Information shown:

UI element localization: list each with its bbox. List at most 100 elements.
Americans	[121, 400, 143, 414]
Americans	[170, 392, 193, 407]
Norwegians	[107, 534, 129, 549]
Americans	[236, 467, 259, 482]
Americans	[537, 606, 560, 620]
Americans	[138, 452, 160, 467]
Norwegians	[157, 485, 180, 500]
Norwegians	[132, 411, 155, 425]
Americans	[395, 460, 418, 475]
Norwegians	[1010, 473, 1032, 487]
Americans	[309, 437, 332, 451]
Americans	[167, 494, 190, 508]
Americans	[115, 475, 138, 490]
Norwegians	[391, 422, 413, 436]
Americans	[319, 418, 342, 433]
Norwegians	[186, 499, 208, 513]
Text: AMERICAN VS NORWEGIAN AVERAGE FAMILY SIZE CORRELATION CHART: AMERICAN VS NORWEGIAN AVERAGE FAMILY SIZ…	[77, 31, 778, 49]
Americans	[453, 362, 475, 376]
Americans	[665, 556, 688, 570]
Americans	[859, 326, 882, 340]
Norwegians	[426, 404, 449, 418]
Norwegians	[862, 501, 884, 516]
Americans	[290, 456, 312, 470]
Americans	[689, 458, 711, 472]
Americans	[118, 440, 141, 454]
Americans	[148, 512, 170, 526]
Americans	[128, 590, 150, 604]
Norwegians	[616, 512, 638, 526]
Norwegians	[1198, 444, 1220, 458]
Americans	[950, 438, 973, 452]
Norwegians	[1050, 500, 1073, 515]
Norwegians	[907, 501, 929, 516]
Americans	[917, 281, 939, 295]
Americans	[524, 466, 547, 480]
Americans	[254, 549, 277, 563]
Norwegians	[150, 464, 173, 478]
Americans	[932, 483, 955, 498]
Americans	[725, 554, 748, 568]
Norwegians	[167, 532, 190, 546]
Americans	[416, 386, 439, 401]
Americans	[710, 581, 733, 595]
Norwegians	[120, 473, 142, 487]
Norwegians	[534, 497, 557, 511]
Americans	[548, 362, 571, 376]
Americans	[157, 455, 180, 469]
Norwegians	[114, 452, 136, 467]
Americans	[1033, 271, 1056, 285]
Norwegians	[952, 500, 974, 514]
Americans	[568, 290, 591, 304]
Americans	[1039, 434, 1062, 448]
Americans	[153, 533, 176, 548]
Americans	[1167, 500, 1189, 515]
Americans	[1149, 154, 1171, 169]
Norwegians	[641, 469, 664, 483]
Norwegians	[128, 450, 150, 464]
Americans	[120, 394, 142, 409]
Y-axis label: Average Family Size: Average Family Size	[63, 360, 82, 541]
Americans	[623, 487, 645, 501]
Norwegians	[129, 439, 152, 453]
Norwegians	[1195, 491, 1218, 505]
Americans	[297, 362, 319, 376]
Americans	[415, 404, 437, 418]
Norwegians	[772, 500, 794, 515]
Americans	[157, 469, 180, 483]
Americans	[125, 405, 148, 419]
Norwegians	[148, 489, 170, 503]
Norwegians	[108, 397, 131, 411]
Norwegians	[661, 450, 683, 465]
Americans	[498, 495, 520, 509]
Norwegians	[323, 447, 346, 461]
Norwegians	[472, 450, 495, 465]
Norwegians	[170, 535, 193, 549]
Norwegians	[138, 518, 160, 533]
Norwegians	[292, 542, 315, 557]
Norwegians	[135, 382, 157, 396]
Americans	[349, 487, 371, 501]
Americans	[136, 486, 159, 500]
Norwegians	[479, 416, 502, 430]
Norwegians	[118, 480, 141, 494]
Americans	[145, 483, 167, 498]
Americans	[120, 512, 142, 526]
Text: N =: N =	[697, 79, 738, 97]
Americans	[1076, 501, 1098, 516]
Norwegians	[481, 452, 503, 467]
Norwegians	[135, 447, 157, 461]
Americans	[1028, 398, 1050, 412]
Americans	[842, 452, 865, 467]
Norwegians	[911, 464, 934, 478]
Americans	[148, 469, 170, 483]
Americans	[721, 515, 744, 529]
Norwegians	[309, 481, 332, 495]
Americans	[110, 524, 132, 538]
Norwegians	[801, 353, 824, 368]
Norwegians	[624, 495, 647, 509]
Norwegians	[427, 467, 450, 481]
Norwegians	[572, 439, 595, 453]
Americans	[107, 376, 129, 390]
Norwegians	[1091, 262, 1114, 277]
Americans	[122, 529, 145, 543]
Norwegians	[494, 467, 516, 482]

Your instructions: How many lines of the records above contain the word "Text"? Give only the number.

Finished answer: 2